--- start RECORDS FOR THE EXERCISE ---
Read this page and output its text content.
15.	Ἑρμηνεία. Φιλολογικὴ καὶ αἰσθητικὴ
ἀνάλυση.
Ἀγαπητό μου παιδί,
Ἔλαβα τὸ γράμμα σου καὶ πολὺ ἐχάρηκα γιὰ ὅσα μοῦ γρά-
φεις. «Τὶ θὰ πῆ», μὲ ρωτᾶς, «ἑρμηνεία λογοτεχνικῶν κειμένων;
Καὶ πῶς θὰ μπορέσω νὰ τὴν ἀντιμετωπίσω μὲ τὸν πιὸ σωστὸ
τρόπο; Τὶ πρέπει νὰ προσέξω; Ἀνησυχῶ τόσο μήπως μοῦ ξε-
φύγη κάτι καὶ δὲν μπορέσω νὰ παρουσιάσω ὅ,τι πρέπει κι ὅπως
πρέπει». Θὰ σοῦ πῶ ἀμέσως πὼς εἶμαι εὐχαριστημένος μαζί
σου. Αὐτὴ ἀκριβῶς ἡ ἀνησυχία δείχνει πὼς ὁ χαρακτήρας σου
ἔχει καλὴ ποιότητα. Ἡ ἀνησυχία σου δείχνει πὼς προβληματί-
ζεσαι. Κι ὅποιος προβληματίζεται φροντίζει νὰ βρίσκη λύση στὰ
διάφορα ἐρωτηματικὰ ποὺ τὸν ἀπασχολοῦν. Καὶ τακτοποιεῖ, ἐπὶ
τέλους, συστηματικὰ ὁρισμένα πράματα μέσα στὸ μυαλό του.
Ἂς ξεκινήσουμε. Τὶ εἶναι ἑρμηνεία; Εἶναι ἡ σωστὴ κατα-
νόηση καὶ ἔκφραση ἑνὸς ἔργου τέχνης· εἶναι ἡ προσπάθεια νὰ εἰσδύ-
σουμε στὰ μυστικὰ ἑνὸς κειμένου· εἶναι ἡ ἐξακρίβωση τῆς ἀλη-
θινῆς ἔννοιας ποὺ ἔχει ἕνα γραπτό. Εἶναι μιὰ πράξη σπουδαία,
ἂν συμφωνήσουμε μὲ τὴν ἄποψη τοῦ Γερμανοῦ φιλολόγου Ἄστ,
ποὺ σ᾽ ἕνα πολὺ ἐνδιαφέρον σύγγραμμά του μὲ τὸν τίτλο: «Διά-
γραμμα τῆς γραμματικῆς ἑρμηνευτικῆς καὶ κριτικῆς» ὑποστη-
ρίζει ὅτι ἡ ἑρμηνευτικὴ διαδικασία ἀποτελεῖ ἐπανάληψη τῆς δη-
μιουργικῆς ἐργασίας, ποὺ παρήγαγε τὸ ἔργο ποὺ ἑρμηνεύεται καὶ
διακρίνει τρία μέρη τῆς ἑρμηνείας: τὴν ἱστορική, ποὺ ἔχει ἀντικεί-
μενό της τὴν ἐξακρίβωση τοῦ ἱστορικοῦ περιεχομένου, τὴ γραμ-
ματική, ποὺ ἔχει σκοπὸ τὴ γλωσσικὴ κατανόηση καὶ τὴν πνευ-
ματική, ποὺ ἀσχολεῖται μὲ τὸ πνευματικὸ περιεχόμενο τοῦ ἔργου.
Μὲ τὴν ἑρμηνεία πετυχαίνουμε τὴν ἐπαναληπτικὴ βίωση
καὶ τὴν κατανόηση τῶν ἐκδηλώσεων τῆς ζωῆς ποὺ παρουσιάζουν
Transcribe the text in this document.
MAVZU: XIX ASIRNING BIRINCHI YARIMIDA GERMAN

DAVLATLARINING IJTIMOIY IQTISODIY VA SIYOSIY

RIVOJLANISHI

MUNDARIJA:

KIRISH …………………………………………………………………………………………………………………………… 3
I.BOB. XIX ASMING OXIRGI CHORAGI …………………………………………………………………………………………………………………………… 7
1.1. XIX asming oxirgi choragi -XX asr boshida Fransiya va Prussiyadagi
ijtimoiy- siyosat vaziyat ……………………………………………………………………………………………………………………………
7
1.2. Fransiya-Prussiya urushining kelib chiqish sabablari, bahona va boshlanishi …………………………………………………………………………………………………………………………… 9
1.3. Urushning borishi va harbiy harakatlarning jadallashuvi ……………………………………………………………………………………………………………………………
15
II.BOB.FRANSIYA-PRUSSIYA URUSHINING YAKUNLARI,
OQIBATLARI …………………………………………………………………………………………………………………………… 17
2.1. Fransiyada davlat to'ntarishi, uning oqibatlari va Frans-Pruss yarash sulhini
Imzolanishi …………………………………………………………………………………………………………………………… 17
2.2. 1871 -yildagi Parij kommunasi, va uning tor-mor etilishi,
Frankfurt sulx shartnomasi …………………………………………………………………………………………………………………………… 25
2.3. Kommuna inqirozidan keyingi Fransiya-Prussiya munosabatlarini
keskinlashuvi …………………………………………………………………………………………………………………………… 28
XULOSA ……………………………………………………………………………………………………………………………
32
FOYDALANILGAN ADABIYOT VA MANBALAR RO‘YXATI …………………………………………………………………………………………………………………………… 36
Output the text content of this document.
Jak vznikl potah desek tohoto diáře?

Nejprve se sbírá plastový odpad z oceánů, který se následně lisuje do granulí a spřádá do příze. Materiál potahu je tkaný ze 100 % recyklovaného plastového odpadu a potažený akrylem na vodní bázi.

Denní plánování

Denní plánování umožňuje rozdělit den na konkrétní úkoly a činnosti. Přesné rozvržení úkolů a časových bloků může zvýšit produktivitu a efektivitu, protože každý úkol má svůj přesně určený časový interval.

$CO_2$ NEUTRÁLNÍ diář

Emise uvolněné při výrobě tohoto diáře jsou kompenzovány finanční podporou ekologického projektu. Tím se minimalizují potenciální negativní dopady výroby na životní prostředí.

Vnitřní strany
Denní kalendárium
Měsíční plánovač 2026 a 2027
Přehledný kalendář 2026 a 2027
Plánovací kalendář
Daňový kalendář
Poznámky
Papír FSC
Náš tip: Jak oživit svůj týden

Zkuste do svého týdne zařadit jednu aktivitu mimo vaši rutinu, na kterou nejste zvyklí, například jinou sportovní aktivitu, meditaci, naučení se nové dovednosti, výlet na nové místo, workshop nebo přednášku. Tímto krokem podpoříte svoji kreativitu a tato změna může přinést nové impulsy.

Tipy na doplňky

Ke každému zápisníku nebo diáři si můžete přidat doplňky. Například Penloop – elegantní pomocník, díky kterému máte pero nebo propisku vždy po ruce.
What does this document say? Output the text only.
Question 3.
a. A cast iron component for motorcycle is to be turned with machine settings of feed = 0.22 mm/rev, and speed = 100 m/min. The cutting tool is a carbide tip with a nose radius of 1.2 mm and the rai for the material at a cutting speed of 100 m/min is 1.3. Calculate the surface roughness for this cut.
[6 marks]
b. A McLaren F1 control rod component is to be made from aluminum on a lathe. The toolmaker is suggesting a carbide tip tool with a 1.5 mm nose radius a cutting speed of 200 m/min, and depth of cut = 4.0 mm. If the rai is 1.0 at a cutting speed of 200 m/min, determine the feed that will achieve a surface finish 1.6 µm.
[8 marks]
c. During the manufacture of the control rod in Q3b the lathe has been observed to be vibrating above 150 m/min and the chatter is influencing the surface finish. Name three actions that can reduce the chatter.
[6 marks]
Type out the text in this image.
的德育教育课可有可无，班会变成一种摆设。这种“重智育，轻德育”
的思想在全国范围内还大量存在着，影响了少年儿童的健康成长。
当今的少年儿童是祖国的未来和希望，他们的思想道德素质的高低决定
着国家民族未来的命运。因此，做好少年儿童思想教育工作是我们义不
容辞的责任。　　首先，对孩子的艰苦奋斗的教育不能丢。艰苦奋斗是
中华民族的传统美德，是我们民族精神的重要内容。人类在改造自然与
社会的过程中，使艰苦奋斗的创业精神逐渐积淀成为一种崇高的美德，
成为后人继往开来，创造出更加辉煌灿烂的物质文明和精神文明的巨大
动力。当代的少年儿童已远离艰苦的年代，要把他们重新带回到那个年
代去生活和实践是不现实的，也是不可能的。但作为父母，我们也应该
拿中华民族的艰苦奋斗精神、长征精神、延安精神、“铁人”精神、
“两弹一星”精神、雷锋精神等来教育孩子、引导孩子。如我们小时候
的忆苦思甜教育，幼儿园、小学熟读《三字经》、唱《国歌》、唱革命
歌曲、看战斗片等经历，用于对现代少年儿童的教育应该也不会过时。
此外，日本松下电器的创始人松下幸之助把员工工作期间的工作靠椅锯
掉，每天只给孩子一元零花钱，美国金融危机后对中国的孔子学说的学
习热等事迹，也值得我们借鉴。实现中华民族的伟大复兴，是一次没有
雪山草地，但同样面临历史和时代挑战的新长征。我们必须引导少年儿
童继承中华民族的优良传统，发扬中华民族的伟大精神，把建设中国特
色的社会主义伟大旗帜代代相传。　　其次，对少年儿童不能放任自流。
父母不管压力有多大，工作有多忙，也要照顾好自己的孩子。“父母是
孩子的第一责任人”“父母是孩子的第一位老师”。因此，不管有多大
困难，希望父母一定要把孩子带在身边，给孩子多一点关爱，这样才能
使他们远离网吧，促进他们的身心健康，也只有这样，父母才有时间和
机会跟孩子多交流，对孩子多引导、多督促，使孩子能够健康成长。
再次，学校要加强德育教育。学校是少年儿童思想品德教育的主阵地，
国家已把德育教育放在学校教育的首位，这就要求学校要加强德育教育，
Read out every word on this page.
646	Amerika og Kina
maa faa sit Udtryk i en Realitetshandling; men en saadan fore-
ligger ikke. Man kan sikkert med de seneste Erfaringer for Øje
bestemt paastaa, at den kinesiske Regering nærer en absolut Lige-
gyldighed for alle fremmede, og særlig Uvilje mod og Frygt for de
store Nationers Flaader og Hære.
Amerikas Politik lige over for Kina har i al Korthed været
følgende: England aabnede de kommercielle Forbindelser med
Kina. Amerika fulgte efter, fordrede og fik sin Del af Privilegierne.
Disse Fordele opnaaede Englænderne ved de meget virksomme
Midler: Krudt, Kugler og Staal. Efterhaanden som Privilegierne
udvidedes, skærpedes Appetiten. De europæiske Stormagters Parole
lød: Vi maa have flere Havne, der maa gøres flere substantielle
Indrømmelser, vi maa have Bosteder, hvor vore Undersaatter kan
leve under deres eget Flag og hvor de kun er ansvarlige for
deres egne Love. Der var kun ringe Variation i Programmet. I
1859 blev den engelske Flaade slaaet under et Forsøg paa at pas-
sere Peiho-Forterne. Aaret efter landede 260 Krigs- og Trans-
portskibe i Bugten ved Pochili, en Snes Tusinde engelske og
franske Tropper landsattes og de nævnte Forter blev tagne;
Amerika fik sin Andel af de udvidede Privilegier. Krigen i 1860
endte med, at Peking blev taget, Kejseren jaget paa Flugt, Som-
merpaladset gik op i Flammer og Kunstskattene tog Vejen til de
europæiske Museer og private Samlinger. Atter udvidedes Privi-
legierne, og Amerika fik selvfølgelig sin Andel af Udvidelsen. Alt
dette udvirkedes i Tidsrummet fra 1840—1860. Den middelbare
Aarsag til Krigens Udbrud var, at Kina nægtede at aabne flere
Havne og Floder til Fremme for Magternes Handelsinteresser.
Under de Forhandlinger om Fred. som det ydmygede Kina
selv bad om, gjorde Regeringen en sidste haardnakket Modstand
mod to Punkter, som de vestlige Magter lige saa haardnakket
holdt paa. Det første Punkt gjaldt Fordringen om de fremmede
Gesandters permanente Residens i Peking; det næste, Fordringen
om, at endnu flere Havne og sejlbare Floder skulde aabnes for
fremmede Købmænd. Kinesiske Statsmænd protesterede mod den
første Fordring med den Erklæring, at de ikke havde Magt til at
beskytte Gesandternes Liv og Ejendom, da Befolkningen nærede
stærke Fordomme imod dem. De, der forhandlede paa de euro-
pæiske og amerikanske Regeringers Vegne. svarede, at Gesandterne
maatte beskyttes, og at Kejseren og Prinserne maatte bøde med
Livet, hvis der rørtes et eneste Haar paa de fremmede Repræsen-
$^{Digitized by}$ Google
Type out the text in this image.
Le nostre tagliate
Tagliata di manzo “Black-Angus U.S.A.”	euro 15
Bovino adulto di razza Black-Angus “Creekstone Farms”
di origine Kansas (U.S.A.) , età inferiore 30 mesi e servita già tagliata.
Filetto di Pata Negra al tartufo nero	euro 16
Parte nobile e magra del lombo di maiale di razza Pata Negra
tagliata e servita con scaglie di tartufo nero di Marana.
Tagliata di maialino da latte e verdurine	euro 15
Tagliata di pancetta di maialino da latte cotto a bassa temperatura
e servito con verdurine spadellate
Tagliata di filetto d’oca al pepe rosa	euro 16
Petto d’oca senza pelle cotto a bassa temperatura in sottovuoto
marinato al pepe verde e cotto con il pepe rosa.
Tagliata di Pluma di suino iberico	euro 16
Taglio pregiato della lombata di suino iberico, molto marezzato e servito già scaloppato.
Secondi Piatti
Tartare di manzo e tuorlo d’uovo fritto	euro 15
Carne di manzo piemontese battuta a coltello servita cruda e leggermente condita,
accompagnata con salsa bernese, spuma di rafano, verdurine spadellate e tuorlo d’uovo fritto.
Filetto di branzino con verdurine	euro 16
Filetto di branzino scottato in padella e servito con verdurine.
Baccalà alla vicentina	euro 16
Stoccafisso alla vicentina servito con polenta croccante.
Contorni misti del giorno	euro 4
--- end RECORDS FOR THE EXERCISE ---
### STATED TASK
Which lines above hold the word "πολὺ"? Copy each of them.

### RESULT OF THE TASK
Ἔλαβα τὸ γράμμα σου καὶ πολὺ ἐχάρηκα γιὰ ὅσα μοῦ γρά-
ποὺ σ᾽ ἕνα πολὺ ἐνδιαφέρον σύγγραμμά του μὲ τὸν τίτλο: «Διά-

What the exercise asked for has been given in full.